Data entries for graphics
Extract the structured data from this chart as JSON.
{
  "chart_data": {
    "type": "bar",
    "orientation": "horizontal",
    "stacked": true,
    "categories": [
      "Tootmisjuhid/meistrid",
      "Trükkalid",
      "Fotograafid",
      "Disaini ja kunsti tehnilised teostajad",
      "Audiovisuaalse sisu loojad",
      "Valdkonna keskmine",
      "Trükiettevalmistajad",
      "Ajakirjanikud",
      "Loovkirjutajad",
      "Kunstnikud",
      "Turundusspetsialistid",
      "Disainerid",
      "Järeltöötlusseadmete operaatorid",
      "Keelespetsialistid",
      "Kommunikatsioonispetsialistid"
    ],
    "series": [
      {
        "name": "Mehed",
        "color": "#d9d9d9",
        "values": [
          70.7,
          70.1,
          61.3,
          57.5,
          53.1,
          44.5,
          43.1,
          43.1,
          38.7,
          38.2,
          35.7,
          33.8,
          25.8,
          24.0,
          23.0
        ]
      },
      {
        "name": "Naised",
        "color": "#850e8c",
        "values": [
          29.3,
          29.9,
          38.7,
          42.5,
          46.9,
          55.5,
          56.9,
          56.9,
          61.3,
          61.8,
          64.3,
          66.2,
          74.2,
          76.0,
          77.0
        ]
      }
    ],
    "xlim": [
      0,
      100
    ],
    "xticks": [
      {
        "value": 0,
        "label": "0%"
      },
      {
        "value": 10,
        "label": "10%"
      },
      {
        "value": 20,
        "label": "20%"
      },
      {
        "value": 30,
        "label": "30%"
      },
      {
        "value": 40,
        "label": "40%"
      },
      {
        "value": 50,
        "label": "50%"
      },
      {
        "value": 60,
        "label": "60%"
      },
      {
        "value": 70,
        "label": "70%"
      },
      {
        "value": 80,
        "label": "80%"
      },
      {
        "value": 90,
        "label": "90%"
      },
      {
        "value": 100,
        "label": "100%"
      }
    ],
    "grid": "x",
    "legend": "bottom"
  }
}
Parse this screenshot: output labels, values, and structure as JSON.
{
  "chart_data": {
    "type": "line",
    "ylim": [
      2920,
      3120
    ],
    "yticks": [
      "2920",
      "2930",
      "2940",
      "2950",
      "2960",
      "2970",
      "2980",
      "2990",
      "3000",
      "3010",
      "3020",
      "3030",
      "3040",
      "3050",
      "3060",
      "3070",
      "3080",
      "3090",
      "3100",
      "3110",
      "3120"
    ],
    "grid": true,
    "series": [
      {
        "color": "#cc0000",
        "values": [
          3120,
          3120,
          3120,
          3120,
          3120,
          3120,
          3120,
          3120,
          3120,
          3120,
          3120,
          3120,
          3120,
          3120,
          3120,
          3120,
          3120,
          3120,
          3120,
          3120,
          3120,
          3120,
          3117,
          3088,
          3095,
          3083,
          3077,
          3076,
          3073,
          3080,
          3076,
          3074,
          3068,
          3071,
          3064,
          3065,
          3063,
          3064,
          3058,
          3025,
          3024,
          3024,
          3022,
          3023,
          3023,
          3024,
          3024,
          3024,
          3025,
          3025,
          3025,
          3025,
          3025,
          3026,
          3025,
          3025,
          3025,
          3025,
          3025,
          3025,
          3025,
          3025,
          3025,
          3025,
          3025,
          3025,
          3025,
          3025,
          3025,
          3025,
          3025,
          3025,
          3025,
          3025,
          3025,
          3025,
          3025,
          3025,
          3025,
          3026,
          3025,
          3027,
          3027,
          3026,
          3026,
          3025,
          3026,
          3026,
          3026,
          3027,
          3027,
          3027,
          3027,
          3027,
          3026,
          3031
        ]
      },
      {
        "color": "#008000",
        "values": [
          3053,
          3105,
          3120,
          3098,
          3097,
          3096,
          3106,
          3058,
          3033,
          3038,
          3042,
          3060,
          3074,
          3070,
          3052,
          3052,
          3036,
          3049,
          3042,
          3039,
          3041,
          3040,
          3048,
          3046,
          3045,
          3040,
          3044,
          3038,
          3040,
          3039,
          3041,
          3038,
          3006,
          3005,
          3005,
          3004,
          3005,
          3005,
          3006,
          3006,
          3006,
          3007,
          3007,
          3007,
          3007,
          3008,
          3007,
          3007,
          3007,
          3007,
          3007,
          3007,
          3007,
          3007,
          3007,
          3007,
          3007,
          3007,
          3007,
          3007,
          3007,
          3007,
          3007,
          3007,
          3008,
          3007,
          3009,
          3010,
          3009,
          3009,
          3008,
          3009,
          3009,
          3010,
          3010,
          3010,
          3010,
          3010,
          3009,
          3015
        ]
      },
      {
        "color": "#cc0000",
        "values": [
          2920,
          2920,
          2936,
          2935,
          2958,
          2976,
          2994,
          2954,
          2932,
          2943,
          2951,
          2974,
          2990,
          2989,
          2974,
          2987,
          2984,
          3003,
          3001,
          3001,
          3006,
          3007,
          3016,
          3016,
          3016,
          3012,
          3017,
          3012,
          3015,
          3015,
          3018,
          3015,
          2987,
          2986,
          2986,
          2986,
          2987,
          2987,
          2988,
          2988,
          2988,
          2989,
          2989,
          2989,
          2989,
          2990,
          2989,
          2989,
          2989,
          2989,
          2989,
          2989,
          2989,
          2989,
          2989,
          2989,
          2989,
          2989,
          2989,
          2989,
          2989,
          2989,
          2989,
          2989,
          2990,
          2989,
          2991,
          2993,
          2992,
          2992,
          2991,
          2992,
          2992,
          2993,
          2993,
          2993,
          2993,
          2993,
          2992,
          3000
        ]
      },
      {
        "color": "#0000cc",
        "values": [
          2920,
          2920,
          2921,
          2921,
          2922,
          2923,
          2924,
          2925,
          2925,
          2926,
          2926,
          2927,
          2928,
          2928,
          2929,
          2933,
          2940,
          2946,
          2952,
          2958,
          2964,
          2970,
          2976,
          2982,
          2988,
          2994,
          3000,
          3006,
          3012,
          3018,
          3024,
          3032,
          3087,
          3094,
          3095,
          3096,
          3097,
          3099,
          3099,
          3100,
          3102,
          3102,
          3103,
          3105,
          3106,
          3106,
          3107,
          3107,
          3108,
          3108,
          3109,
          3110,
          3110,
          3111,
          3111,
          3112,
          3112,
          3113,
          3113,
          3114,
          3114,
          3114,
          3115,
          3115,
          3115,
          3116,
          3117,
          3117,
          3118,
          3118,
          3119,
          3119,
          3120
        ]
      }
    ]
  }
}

### [GOAL OF THE EXERCISE]
Using the records above, select and copy every line that has the word "color".

### [RESULT OF THE EXERCISE]
        "color": "#d9d9d9",
        "color": "#850e8c",
        "color": "#cc0000",
        "color": "#008000",
        "color": "#cc0000",
        "color": "#0000cc",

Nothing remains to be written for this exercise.